- _Exercise brief_:
Set each entry down verbatim, omitting images.

* BEGIN Recorded data *

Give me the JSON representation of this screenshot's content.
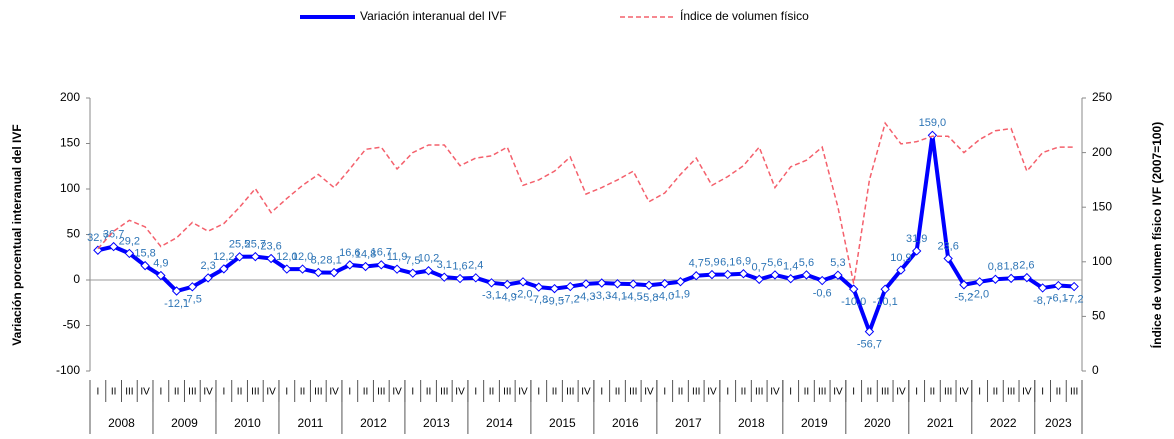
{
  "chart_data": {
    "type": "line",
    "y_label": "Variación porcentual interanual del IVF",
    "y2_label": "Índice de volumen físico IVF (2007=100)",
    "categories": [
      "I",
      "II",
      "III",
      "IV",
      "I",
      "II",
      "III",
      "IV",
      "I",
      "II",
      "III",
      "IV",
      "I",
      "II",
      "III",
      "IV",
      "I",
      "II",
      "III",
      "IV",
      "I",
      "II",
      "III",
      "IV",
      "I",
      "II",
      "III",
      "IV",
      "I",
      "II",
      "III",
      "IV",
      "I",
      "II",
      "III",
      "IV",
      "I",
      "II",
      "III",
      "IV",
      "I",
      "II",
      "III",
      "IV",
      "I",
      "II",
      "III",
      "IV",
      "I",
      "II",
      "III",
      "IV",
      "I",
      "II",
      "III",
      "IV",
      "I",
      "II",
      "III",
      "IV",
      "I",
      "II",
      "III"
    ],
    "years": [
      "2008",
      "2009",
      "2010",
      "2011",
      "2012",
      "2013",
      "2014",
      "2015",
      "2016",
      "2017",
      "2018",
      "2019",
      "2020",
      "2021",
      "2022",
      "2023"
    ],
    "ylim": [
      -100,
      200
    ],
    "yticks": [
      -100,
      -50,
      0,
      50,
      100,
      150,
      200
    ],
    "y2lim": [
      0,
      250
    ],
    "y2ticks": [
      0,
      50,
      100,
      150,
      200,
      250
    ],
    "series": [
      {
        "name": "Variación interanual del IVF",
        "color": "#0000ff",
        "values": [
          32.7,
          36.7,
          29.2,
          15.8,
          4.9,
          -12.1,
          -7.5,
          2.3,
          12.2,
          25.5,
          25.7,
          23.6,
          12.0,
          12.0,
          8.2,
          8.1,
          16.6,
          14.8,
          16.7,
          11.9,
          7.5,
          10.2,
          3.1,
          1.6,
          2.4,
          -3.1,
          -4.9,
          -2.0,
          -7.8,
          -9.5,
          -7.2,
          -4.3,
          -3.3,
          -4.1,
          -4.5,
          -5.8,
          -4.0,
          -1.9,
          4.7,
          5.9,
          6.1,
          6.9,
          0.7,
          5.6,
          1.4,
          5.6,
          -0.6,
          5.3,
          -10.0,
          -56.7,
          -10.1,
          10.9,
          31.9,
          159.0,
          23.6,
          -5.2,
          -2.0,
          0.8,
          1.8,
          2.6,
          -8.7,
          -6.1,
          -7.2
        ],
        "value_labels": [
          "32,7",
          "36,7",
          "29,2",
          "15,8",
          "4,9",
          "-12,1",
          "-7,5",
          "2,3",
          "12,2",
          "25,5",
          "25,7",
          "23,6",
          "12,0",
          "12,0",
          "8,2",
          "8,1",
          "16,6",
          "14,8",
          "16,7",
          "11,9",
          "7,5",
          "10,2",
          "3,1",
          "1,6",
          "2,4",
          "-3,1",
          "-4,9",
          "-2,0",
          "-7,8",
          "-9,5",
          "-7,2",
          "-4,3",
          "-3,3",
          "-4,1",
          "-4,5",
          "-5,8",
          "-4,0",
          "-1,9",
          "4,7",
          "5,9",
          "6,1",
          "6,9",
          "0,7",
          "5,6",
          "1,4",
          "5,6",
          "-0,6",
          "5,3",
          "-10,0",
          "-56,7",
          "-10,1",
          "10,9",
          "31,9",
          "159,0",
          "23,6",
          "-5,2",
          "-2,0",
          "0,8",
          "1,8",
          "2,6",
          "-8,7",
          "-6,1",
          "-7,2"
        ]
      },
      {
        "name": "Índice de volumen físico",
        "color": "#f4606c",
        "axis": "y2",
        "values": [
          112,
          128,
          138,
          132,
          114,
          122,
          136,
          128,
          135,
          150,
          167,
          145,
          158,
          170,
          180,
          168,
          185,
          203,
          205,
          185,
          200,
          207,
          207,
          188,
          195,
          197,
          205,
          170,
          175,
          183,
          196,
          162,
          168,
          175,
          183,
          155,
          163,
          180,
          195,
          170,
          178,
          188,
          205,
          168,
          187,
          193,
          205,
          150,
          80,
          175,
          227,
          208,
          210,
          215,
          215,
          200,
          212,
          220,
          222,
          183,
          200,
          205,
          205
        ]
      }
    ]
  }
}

* END Recorded data *

- _Full solution_:
Give me the JSON representation of this screenshot's content.
{
  "chart_data": {
    "type": "line",
    "y_label": "Variación porcentual interanual del IVF",
    "y2_label": "Índice de volumen físico IVF (2007=100)",
    "categories": [
      "I",
      "II",
      "III",
      "IV",
      "I",
      "II",
      "III",
      "IV",
      "I",
      "II",
      "III",
      "IV",
      "I",
      "II",
      "III",
      "IV",
      "I",
      "II",
      "III",
      "IV",
      "I",
      "II",
      "III",
      "IV",
      "I",
      "II",
      "III",
      "IV",
      "I",
      "II",
      "III",
      "IV",
      "I",
      "II",
      "III",
      "IV",
      "I",
      "II",
      "III",
      "IV",
      "I",
      "II",
      "III",
      "IV",
      "I",
      "II",
      "III",
      "IV",
      "I",
      "II",
      "III",
      "IV",
      "I",
      "II",
      "III",
      "IV",
      "I",
      "II",
      "III",
      "IV",
      "I",
      "II",
      "III"
    ],
    "years": [
      "2008",
      "2009",
      "2010",
      "2011",
      "2012",
      "2013",
      "2014",
      "2015",
      "2016",
      "2017",
      "2018",
      "2019",
      "2020",
      "2021",
      "2022",
      "2023"
    ],
    "ylim": [
      -100,
      200
    ],
    "yticks": [
      -100,
      -50,
      0,
      50,
      100,
      150,
      200
    ],
    "y2lim": [
      0,
      250
    ],
    "y2ticks": [
      0,
      50,
      100,
      150,
      200,
      250
    ],
    "series": [
      {
        "name": "Variación interanual del IVF",
        "color": "#0000ff",
        "values": [
          32.7,
          36.7,
          29.2,
          15.8,
          4.9,
          -12.1,
          -7.5,
          2.3,
          12.2,
          25.5,
          25.7,
          23.6,
          12.0,
          12.0,
          8.2,
          8.1,
          16.6,
          14.8,
          16.7,
          11.9,
          7.5,
          10.2,
          3.1,
          1.6,
          2.4,
          -3.1,
          -4.9,
          -2.0,
          -7.8,
          -9.5,
          -7.2,
          -4.3,
          -3.3,
          -4.1,
          -4.5,
          -5.8,
          -4.0,
          -1.9,
          4.7,
          5.9,
          6.1,
          6.9,
          0.7,
          5.6,
          1.4,
          5.6,
          -0.6,
          5.3,
          -10.0,
          -56.7,
          -10.1,
          10.9,
          31.9,
          159.0,
          23.6,
          -5.2,
          -2.0,
          0.8,
          1.8,
          2.6,
          -8.7,
          -6.1,
          -7.2
        ],
        "value_labels": [
          "32,7",
          "36,7",
          "29,2",
          "15,8",
          "4,9",
          "-12,1",
          "-7,5",
          "2,3",
          "12,2",
          "25,5",
          "25,7",
          "23,6",
          "12,0",
          "12,0",
          "8,2",
          "8,1",
          "16,6",
          "14,8",
          "16,7",
          "11,9",
          "7,5",
          "10,2",
          "3,1",
          "1,6",
          "2,4",
          "-3,1",
          "-4,9",
          "-2,0",
          "-7,8",
          "-9,5",
          "-7,2",
          "-4,3",
          "-3,3",
          "-4,1",
          "-4,5",
          "-5,8",
          "-4,0",
          "-1,9",
          "4,7",
          "5,9",
          "6,1",
          "6,9",
          "0,7",
          "5,6",
          "1,4",
          "5,6",
          "-0,6",
          "5,3",
          "-10,0",
          "-56,7",
          "-10,1",
          "10,9",
          "31,9",
          "159,0",
          "23,6",
          "-5,2",
          "-2,0",
          "0,8",
          "1,8",
          "2,6",
          "-8,7",
          "-6,1",
          "-7,2"
        ]
      },
      {
        "name": "Índice de volumen físico",
        "color": "#f4606c",
        "axis": "y2",
        "values": [
          112,
          128,
          138,
          132,
          114,
          122,
          136,
          128,
          135,
          150,
          167,
          145,
          158,
          170,
          180,
          168,
          185,
          203,
          205,
          185,
          200,
          207,
          207,
          188,
          195,
          197,
          205,
          170,
          175,
          183,
          196,
          162,
          168,
          175,
          183,
          155,
          163,
          180,
          195,
          170,
          178,
          188,
          205,
          168,
          187,
          193,
          205,
          150,
          80,
          175,
          227,
          208,
          210,
          215,
          215,
          200,
          212,
          220,
          222,
          183,
          200,
          205,
          205
        ]
      }
    ]
  }
}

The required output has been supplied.